_Exercise task_
Reproduce every line in the listing that contains the word "direction".

Dataset items
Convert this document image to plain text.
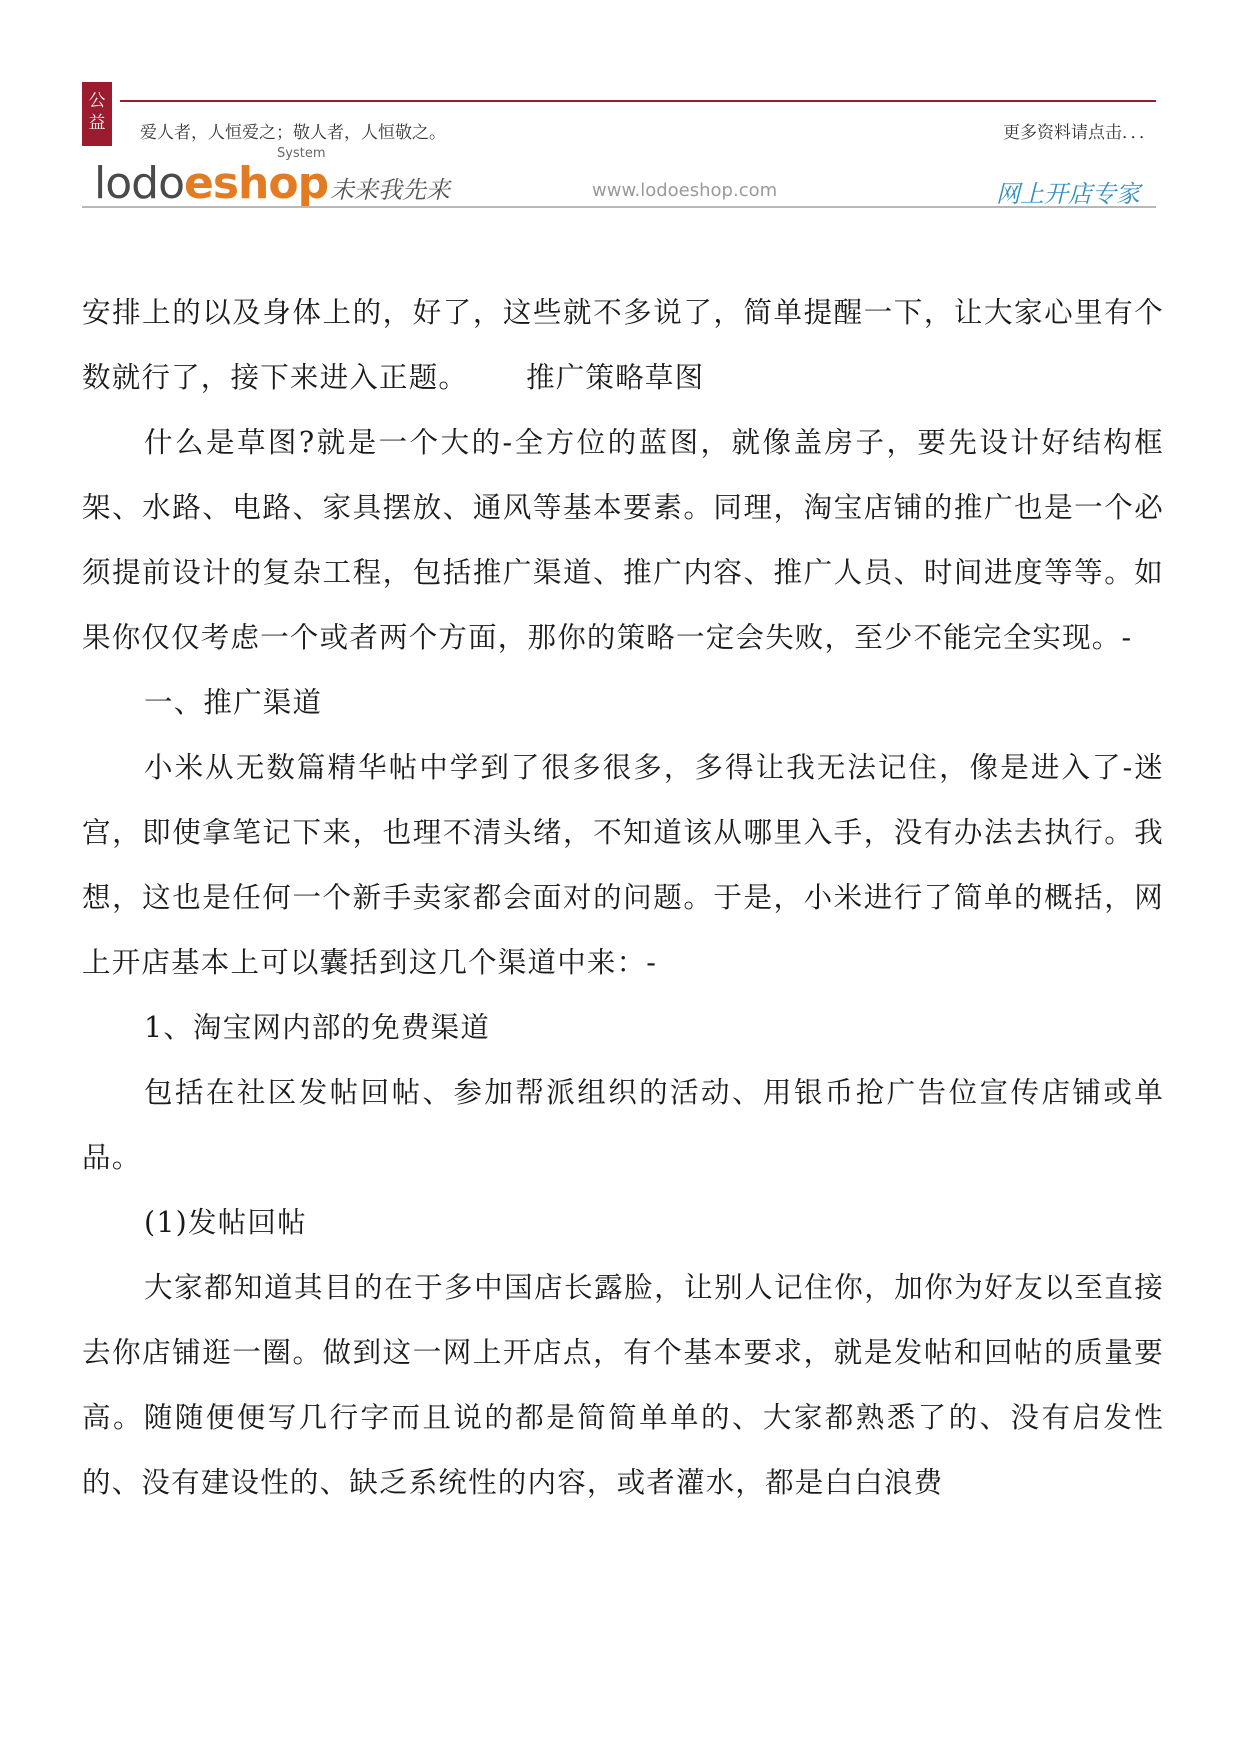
公
益	爱人者，人恒爱之；敬人者，人恒敬之。	更多资料请点击．．．
lodoeshop
System
未来我先来	www.lodoeshop.com	网上开店专家

安排上的以及身体上的，好了，这些就不多说了，简单提醒一下，让大家心里有个数就行了，接下来进入正题。 推广策略草图

什么是草图?就是一个大的-全方位的蓝图，就像盖房子，要先设计好结构框架、水路、电路、家具摆放、通风等基本要素。同理，淘宝店铺的推广也是一个必须提前设计的复杂工程，包括推广渠道、推广内容、推广人员、时间进度等等。如果你仅仅考虑一个或者两个方面，那你的策略一定会失败，至少不能完全实现。-

一、推广渠道

小米从无数篇精华帖中学到了很多很多，多得让我无法记住，像是进入了-迷宫，即使拿笔记下来，也理不清头绪，不知道该从哪里入手，没有办法去执行。我想，这也是任何一个新手卖家都会面对的问题。于是，小米进行了简单的概括，网上开店基本上可以囊括到这几个渠道中来：-

1、淘宝网内部的免费渠道

包括在社区发帖回帖、参加帮派组织的活动、用银币抢广告位宣传店铺或单品。

(1)发帖回帖

大家都知道其目的在于多中国店长露脸，让别人记住你，加你为好友以至直接去你店铺逛一圈。做到这一网上开店点，有个基本要求，就是发帖和回帖的质量要高。随随便便写几行字而且说的都是简简单单的、大家都熟悉了的、没有启发性的、没有建设性的、缺乏系统性的内容，或者灌水，都是白白浪费
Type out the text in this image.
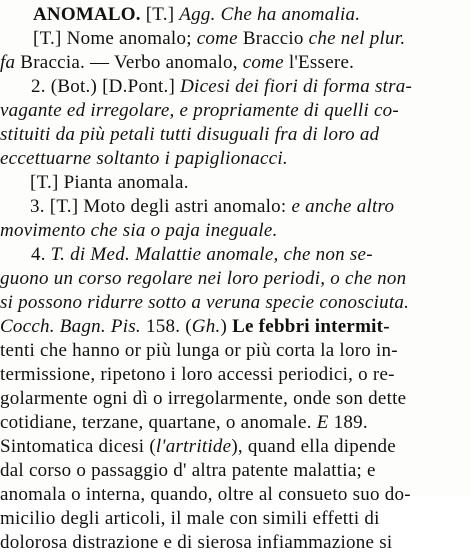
ANOMALO. [T.] Agg. Che ha anomalia.
[T.] Nome anomalo; come Braccio che nel plur.
fa Braccia. — Verbo anomalo, come l'Essere.
2. (Bot.) [D.Pont.] Dicesi dei fiori di forma stra-
vagante ed irregolare, e propriamente di quelli co-
stituiti da più petali tutti disuguali fra di loro ad
eccettuarne soltanto i papiglionacci.
[T.] Pianta anomala.
3. [T.] Moto degli astri anomalo: e anche altro
movimento che sia o paja ineguale.
4. T. di Med. Malattie anomale, che non se-
guono un corso regolare nei loro periodi, o che non
si possono ridurre sotto a veruna specie conosciuta.
Cocch. Bagn. Pis. 158. (Gh.) Le febbri intermit-
tenti che hanno or più lunga or più corta la loro in-
termissione, ripetono i loro accessi periodici, o re-
golarmente ogni dì o irregolarmente, onde son dette
cotidiane, terzane, quartane, o anomale. E 189.
Sintomatica dicesi (l'artritide), quand ella dipende
dal corso o passaggio d' altra patente malattia; e
anomala o interna, quando, oltre al consueto suo do-
micilio degli articoli, il male con simili effetti di
dolorosa distrazione e di sierosa infiammazione si
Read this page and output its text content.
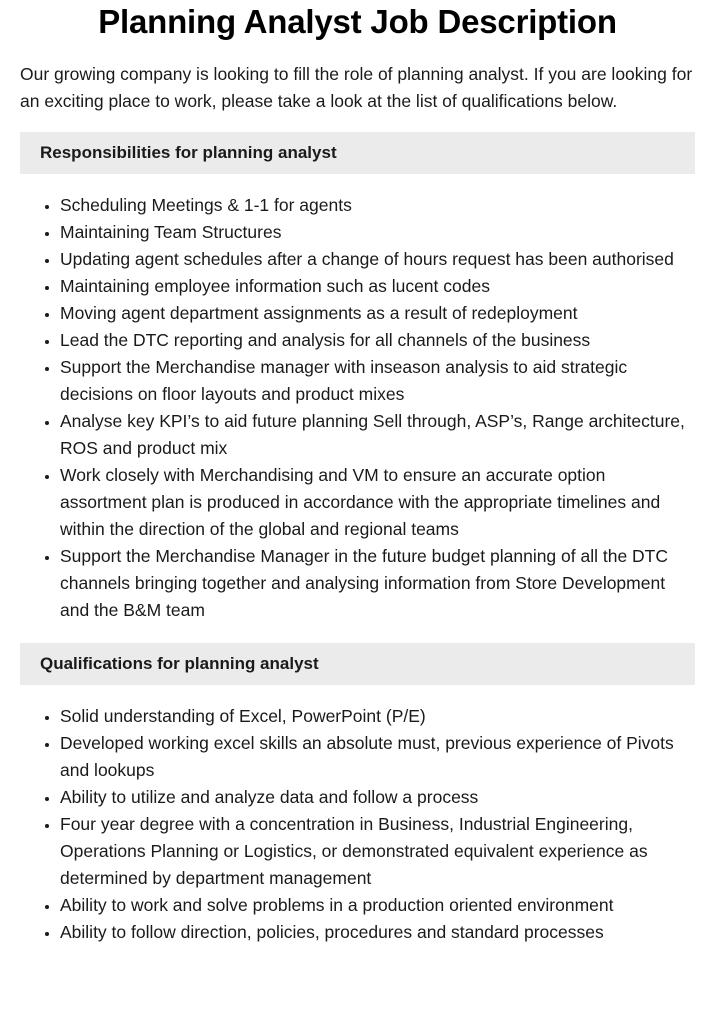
Planning Analyst Job Description

Our growing company is looking to fill the role of planning analyst. If you are looking for an exciting place to work, please take a look at the list of qualifications below.

Responsibilities for planning analyst
• Scheduling Meetings & 1-1 for agents
• Maintaining Team Structures
• Updating agent schedules after a change of hours request has been authorised
• Maintaining employee information such as lucent codes
• Moving agent department assignments as a result of redeployment
• Lead the DTC reporting and analysis for all channels of the business
• Support the Merchandise manager with inseason analysis to aid strategic decisions on floor layouts and product mixes
• Analyse key KPI’s to aid future planning Sell through, ASP’s, Range architecture, ROS and product mix
• Work closely with Merchandising and VM to ensure an accurate option assortment plan is produced in accordance with the appropriate timelines and within the direction of the global and regional teams
• Support the Merchandise Manager in the future budget planning of all the DTC channels bringing together and analysing information from Store Development and the B&M team
Qualifications for planning analyst
• Solid understanding of Excel, PowerPoint (P/E)
• Developed working excel skills an absolute must, previous experience of Pivots and lookups
• Ability to utilize and analyze data and follow a process
• Four year degree with a concentration in Business, Industrial Engineering, Operations Planning or Logistics, or demonstrated equivalent experience as determined by department management
• Ability to work and solve problems in a production oriented environment
• Ability to follow direction, policies, procedures and standard processes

_Full answer_
• Work closely with Merchandising and VM to ensure an accurate option assortment plan is produced in accordance with the appropriate timelines and within the direction of the global and regional teams
• Ability to follow direction, policies, procedures and standard processes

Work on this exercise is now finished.